Given data: Begin

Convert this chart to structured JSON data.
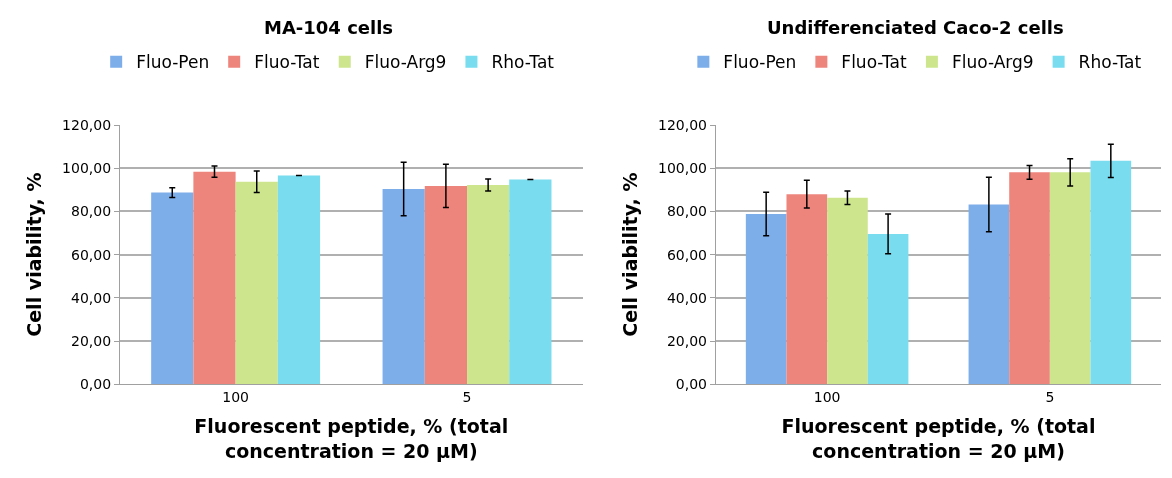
{
  "chart_data": [
    {
      "type": "bar",
      "title": "MA-104 cells",
      "xlabel": "Fluorescent peptide, % (total\nconcentration = 20 µM)",
      "ylabel": "Cell viability, %",
      "categories": [
        "100",
        "5"
      ],
      "series": [
        {
          "name": "Fluo-Pen",
          "color": "#7eaeea",
          "values": [
            88.7,
            90.4
          ],
          "errors": [
            2.3,
            12.4
          ]
        },
        {
          "name": "Fluo-Tat",
          "color": "#ee857c",
          "values": [
            98.4,
            91.8
          ],
          "errors": [
            2.6,
            10.0
          ]
        },
        {
          "name": "Fluo-Arg9",
          "color": "#cde68e",
          "values": [
            93.7,
            92.2
          ],
          "errors": [
            5.0,
            2.8
          ]
        },
        {
          "name": "Rho-Tat",
          "color": "#79dcef",
          "values": [
            96.6,
            94.8
          ],
          "errors": [
            null,
            null
          ]
        }
      ],
      "ylim": [
        0,
        120
      ],
      "yticks": [
        {
          "value": 0,
          "label": "0,00"
        },
        {
          "value": 20,
          "label": "20,00"
        },
        {
          "value": 40,
          "label": "40,00"
        },
        {
          "value": 60,
          "label": "60,00"
        },
        {
          "value": 80,
          "label": "80,00"
        },
        {
          "value": 100,
          "label": "100,00"
        },
        {
          "value": 120,
          "label": "120,00"
        }
      ],
      "grid": "y",
      "legend": "top"
    },
    {
      "type": "bar",
      "title": "Undifferenciated Caco-2 cells",
      "xlabel": "Fluorescent peptide, % (total\nconcentration = 20 µM)",
      "ylabel": "Cell viability, %",
      "categories": [
        "100",
        "5"
      ],
      "series": [
        {
          "name": "Fluo-Pen",
          "color": "#7eaeea",
          "values": [
            78.8,
            83.2
          ],
          "errors": [
            10.1,
            12.6
          ]
        },
        {
          "name": "Fluo-Tat",
          "color": "#ee857c",
          "values": [
            88.0,
            98.1
          ],
          "errors": [
            6.4,
            3.2
          ]
        },
        {
          "name": "Fluo-Arg9",
          "color": "#cde68e",
          "values": [
            86.3,
            98.1
          ],
          "errors": [
            3.1,
            6.3
          ]
        },
        {
          "name": "Rho-Tat",
          "color": "#79dcef",
          "values": [
            69.6,
            103.4
          ],
          "errors": [
            9.2,
            7.7
          ]
        }
      ],
      "ylim": [
        0,
        120
      ],
      "yticks": [
        {
          "value": 0,
          "label": "0,00"
        },
        {
          "value": 20,
          "label": "20,00"
        },
        {
          "value": 40,
          "label": "40,00"
        },
        {
          "value": 60,
          "label": "60,00"
        },
        {
          "value": 80,
          "label": "80,00"
        },
        {
          "value": 100,
          "label": "100,00"
        },
        {
          "value": 120,
          "label": "120,00"
        }
      ],
      "grid": "y",
      "legend": "top"
    }
  ]
}
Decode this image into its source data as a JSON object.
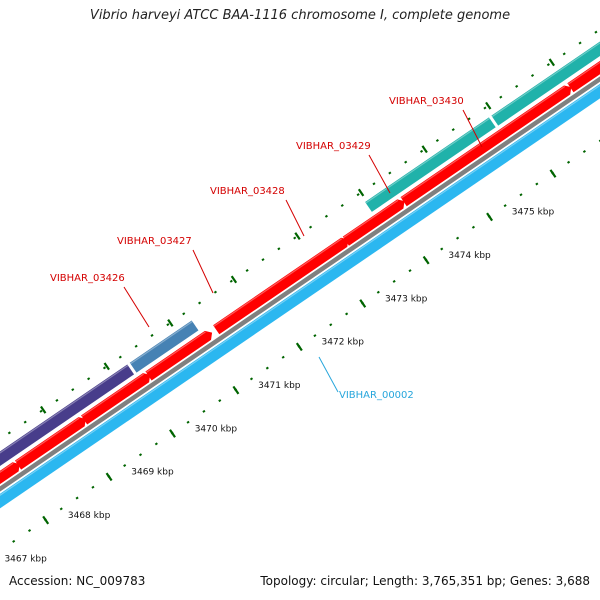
{
  "title": "Vibrio harveyi ATCC BAA-1116 chromosome I, complete genome",
  "footer": {
    "accession": "Accession: NC_009783",
    "summary": "Topology: circular; Length: 3,765,351 bp; Genes: 3,688"
  },
  "colors": {
    "gene_forward": "#ff0000",
    "gene_navy": "#483d8b",
    "gene_steel": "#4682b4",
    "gene_teal": "#20b2aa",
    "gene_reverse": "#2bb7f0",
    "backbone": "#808080",
    "tick": "#006400",
    "label_red": "#d40000",
    "label_blue": "#27a6dc"
  },
  "scale_labels": [
    "3467 kbp",
    "3468 kbp",
    "3469 kbp",
    "3470 kbp",
    "3471 kbp",
    "3472 kbp",
    "3473 kbp",
    "3474 kbp",
    "3475 kbp"
  ],
  "gene_labels": [
    {
      "id": "VIBHAR_03426",
      "text": "VIBHAR_03426",
      "kind": "top"
    },
    {
      "id": "VIBHAR_03427",
      "text": "VIBHAR_03427",
      "kind": "top"
    },
    {
      "id": "VIBHAR_03428",
      "text": "VIBHAR_03428",
      "kind": "top"
    },
    {
      "id": "VIBHAR_03429",
      "text": "VIBHAR_03429",
      "kind": "top"
    },
    {
      "id": "VIBHAR_03430",
      "text": "VIBHAR_03430",
      "kind": "top"
    },
    {
      "id": "VIBHAR_00002",
      "text": "VIBHAR_00002",
      "kind": "bottom"
    }
  ]
}
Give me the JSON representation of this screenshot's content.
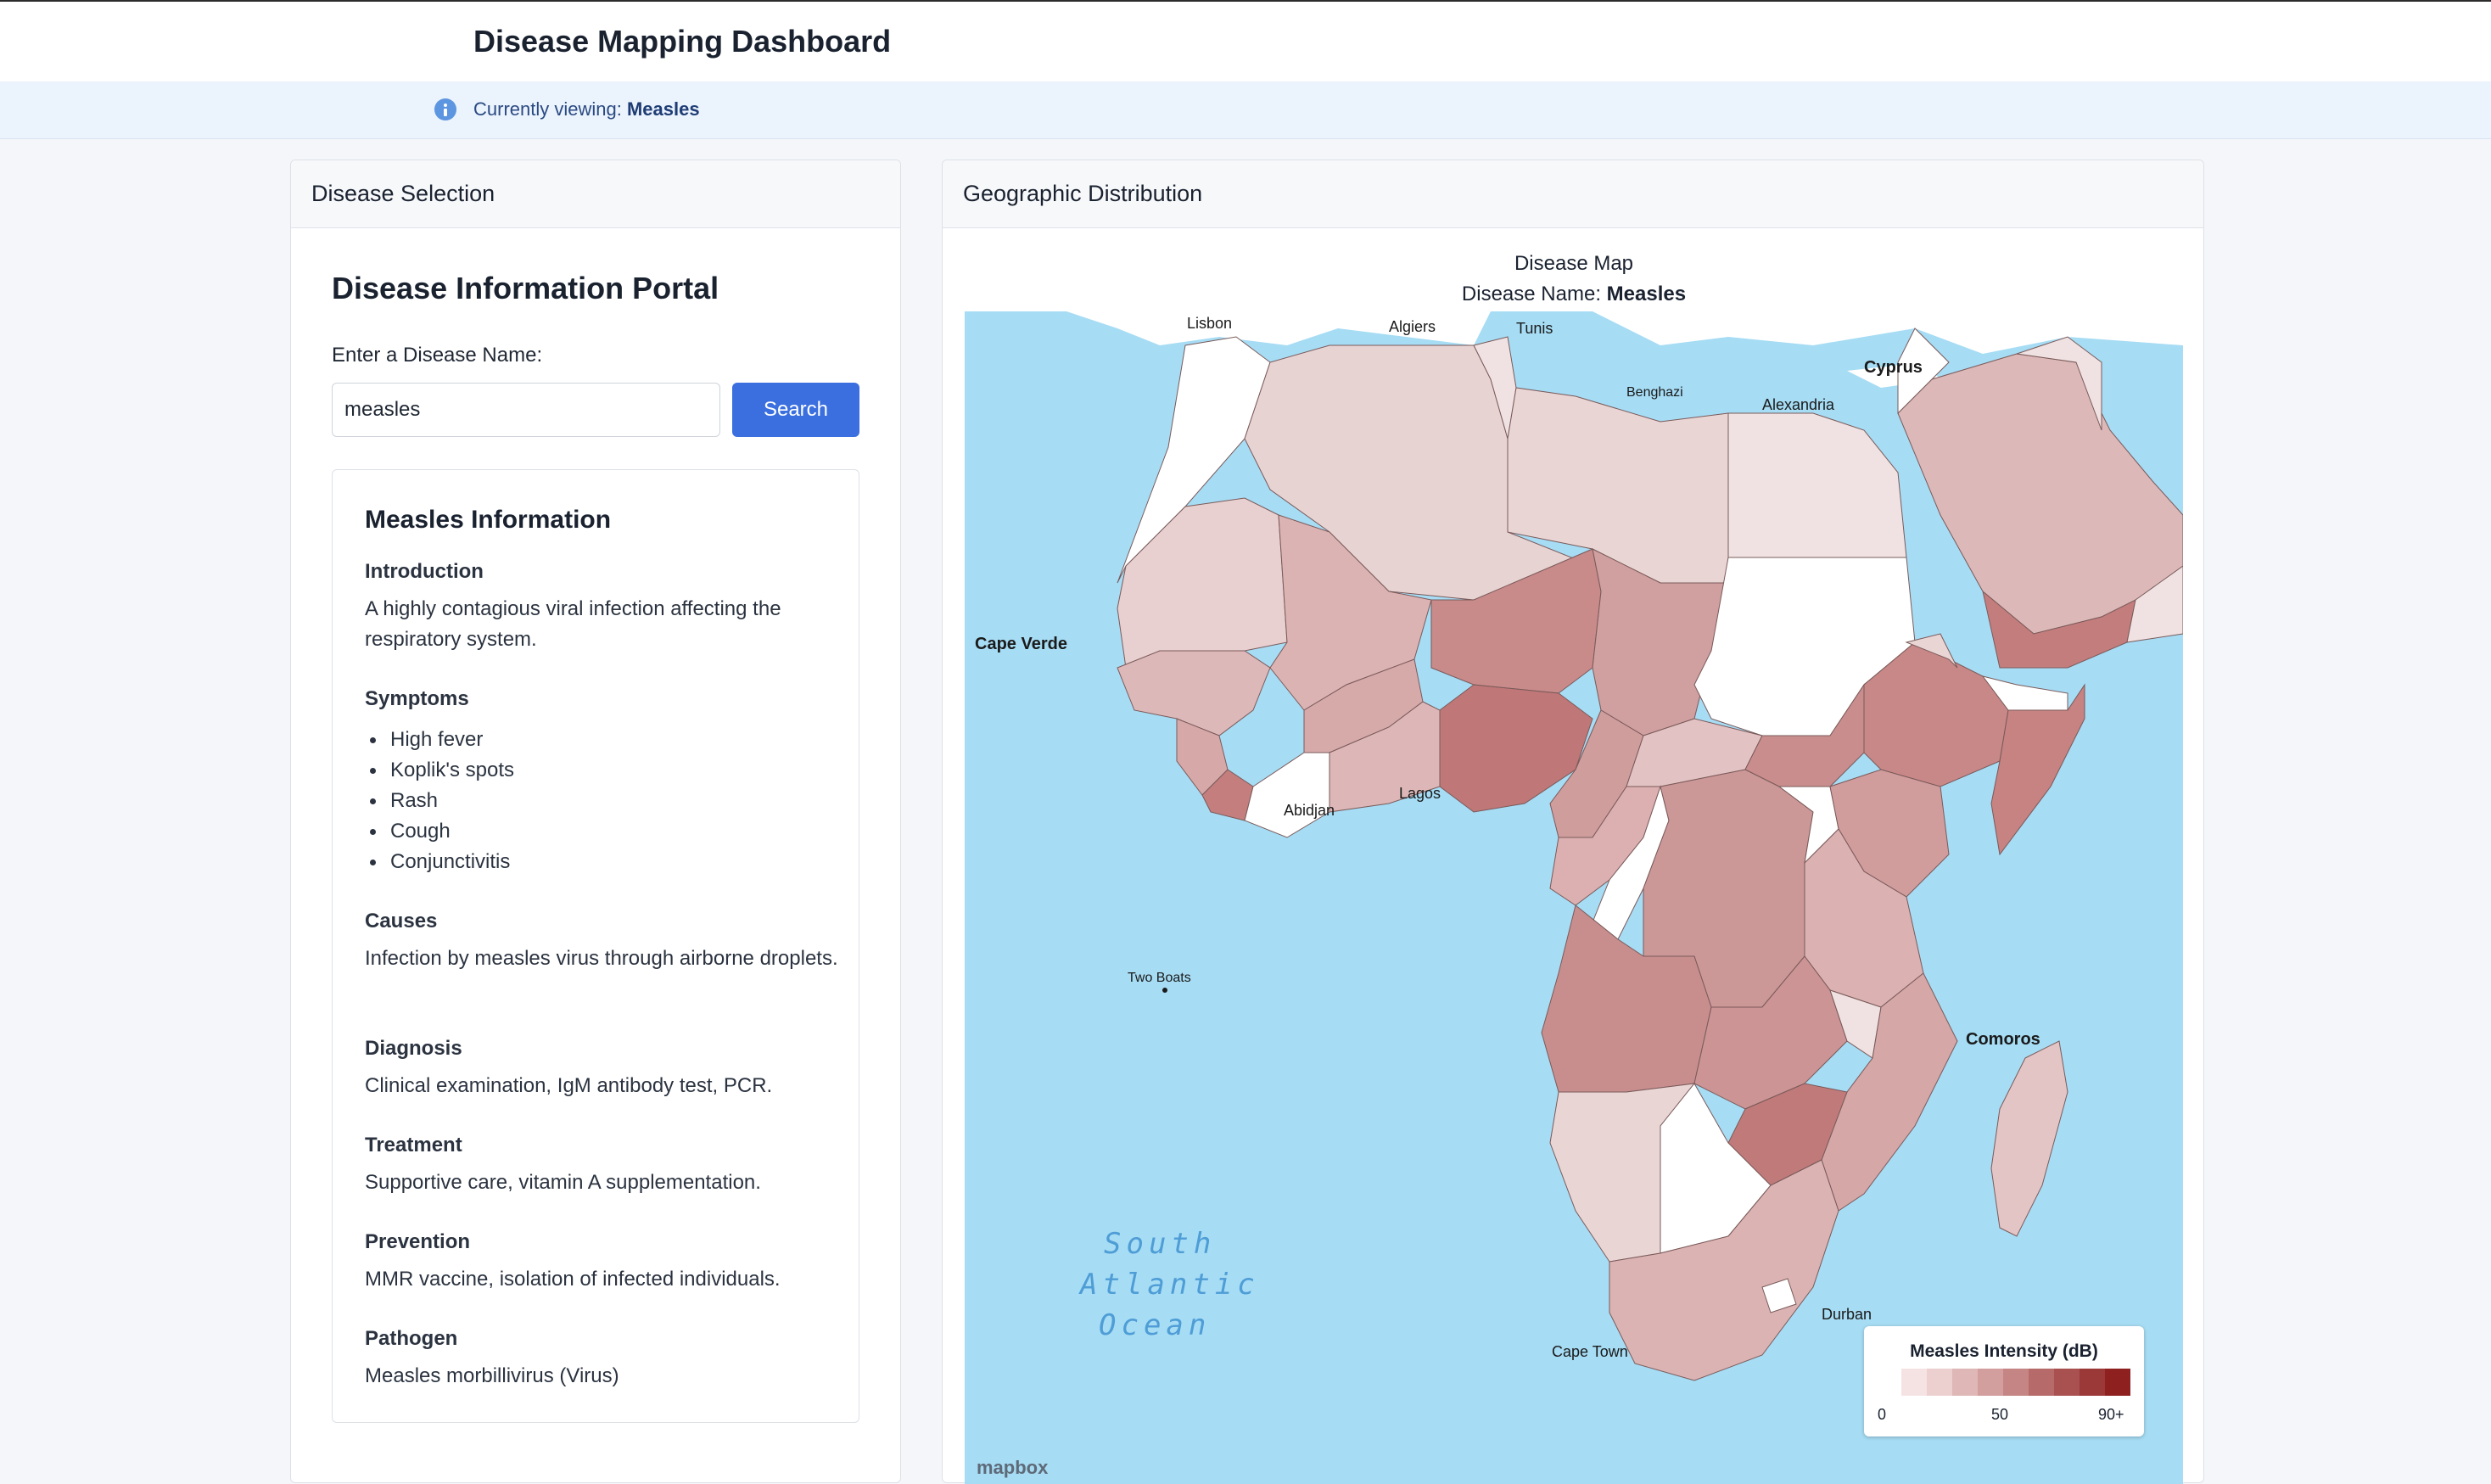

Given data: End

Action item ::
Which of the lines above include the word "JSON"? List those lines.

Result of the task ::
Convert this chart to structured JSON data.
Decode this image into its source data as a JSON object.
Give me the JSON representation of this screenshot's content.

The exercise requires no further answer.